**Task directions:**
Return every line of the data below that includes the string "this".
=-=-=
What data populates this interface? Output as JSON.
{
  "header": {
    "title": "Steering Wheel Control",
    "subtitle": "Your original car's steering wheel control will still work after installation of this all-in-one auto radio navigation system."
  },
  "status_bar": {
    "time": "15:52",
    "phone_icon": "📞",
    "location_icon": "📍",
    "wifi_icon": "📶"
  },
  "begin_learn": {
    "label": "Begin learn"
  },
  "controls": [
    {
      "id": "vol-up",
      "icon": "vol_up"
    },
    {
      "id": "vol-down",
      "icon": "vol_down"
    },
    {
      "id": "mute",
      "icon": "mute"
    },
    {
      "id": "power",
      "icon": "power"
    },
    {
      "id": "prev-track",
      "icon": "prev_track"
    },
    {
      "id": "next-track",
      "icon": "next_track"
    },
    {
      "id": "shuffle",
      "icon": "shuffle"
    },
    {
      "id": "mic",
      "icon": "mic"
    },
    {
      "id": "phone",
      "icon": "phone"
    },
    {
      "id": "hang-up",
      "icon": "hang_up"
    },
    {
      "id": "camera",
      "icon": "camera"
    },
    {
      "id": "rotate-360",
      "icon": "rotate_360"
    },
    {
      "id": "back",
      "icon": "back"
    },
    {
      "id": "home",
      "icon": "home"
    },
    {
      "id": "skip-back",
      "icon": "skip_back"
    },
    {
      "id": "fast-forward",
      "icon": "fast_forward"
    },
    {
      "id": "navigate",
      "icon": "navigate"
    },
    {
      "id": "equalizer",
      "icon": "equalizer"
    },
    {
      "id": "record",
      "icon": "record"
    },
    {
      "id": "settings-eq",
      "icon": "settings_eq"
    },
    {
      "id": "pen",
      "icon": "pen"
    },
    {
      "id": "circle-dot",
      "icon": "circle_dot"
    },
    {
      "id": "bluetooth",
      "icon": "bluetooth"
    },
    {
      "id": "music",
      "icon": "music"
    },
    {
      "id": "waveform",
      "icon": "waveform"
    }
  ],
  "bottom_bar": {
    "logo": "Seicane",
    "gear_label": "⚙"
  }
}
=-=-=
**Complete output:**
What data populates this interface? Output as JSON.
    "subtitle": "Your original car's steering wheel control will still work after installation of this all-in-one auto radio navigation system."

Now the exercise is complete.